> _What to produce_
Sift the listing for lines that hold the string "following" and pull them out.

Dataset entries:
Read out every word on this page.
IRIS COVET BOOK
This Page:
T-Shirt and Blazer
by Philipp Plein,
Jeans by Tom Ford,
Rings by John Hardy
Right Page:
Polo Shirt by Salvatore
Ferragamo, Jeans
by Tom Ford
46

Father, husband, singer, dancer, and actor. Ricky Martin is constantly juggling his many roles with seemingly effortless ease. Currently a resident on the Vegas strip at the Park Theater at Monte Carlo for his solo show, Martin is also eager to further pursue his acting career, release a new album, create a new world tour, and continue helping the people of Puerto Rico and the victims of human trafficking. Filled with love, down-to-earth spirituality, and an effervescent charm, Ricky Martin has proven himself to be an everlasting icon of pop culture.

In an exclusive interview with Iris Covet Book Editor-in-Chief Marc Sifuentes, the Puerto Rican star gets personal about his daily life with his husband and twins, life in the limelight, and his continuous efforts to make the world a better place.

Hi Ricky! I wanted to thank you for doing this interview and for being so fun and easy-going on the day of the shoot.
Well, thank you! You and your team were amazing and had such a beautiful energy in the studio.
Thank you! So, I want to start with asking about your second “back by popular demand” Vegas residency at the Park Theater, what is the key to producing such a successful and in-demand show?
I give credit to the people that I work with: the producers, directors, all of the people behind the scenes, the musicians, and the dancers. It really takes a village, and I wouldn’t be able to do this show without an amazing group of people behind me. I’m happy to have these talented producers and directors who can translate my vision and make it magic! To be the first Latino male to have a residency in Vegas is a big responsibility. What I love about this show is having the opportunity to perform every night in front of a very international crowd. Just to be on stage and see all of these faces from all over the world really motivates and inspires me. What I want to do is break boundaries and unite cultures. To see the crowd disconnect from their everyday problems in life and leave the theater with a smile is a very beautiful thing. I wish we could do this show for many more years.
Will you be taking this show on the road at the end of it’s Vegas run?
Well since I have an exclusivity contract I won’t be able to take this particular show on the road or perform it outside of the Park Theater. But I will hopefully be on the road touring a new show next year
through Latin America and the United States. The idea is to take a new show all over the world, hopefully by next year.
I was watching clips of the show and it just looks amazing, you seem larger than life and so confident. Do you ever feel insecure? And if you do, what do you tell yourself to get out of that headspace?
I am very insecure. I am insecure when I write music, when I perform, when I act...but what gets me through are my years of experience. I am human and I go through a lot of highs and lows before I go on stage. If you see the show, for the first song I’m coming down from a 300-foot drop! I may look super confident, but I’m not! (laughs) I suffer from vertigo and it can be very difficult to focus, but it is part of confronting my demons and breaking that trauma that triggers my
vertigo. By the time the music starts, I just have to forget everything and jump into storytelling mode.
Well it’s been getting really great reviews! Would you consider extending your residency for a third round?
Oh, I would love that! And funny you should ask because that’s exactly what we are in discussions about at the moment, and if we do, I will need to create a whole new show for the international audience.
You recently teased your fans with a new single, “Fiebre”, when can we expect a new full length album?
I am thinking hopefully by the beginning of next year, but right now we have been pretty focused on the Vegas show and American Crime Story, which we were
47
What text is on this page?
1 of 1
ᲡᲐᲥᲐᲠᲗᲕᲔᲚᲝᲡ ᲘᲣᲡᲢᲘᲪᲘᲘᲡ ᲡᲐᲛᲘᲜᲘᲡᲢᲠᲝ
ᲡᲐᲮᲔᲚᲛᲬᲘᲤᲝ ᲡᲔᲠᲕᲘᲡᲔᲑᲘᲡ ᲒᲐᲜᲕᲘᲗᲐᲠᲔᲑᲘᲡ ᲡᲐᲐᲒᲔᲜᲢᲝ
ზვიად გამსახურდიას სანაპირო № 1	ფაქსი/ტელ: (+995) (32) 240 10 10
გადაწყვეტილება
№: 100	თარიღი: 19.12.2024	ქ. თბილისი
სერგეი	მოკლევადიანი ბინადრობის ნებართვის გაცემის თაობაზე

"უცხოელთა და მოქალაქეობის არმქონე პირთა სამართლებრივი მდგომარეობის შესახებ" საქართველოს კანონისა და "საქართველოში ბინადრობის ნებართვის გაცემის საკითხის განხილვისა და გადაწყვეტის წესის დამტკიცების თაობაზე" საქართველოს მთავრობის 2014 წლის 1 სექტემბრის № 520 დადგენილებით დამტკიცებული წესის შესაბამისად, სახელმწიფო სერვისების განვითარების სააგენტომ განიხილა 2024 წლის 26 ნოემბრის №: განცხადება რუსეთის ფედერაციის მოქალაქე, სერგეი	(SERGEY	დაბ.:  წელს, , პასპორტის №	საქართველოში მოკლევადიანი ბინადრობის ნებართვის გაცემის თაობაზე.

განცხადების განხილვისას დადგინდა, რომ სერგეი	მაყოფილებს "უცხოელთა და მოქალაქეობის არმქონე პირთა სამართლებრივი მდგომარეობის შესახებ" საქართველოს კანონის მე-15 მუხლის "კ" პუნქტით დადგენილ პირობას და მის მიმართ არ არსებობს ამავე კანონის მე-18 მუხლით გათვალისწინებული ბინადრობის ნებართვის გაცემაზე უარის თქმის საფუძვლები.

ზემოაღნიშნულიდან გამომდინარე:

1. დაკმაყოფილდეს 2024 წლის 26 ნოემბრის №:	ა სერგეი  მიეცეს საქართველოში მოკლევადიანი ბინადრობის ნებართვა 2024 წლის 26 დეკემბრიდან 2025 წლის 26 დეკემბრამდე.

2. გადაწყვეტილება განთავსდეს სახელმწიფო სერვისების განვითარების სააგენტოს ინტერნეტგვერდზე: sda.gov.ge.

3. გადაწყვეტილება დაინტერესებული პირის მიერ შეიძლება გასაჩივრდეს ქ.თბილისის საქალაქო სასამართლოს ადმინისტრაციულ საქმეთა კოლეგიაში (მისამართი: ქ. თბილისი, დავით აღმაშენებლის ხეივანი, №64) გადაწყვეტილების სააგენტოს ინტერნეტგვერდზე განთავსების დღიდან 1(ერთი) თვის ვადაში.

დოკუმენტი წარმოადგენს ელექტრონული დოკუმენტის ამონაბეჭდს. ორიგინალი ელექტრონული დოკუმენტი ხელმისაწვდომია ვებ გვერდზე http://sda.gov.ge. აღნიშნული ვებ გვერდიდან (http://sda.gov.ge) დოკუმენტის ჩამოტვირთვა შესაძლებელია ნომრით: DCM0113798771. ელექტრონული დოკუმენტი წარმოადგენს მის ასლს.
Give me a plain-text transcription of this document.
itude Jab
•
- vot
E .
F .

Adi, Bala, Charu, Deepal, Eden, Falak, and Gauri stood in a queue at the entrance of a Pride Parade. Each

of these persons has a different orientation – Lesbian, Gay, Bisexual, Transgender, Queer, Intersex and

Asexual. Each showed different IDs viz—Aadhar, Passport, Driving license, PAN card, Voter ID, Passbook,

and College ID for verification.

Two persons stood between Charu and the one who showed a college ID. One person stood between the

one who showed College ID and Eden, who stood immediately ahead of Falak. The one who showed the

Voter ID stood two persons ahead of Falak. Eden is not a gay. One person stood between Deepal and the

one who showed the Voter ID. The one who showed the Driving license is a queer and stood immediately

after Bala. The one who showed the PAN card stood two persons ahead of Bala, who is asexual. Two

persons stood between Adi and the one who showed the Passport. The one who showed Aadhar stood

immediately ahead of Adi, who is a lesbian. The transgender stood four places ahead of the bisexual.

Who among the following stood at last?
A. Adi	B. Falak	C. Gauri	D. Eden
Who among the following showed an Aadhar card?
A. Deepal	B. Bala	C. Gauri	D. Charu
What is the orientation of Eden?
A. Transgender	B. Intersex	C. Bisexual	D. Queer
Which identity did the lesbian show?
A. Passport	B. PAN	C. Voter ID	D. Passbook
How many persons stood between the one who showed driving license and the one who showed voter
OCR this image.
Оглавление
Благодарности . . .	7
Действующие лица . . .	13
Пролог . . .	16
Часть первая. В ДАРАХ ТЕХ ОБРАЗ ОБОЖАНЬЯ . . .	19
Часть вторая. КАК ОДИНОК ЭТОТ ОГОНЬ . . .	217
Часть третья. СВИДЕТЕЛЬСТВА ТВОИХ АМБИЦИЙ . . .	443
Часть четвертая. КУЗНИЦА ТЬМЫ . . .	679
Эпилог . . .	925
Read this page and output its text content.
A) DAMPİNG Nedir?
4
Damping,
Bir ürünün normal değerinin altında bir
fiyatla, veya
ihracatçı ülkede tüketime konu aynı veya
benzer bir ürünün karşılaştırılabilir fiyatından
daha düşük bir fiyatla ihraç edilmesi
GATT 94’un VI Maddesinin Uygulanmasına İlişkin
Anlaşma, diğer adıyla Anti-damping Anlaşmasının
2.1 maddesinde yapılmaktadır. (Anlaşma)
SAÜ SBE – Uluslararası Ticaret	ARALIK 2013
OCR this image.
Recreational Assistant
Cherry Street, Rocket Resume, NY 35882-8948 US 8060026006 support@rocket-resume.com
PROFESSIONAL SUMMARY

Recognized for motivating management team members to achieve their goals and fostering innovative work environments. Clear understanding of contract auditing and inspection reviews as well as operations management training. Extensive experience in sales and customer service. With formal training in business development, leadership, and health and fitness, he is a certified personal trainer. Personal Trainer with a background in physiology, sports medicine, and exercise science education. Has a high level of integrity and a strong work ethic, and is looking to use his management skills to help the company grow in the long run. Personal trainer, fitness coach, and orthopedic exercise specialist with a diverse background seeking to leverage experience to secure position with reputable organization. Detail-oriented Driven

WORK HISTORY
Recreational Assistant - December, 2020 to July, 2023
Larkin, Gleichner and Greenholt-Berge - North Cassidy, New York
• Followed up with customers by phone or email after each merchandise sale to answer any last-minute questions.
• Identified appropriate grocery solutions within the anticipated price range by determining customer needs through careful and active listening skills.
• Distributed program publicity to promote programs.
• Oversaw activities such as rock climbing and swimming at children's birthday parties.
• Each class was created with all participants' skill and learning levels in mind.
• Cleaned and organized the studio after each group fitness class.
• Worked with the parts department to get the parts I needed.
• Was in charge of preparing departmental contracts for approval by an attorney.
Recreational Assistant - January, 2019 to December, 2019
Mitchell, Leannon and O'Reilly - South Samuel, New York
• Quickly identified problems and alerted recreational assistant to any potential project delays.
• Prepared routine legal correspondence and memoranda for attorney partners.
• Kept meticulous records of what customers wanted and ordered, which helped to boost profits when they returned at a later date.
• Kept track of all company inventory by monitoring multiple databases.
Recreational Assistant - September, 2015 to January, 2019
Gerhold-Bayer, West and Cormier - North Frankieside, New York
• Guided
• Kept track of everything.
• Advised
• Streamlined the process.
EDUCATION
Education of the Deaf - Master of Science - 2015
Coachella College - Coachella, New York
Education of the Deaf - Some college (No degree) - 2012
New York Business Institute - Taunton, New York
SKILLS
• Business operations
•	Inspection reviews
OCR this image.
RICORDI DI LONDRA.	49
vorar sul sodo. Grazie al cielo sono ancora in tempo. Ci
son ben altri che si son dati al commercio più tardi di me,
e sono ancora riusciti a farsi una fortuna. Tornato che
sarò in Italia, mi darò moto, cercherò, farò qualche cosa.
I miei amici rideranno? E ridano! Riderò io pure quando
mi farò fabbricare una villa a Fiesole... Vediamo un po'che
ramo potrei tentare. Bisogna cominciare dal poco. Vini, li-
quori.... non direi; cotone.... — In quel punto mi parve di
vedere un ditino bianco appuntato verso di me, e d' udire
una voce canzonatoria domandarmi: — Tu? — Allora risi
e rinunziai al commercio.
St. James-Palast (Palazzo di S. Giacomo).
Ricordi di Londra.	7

> _Full output_
Who among the following stood at last?
Who among the following showed an Aadhar card?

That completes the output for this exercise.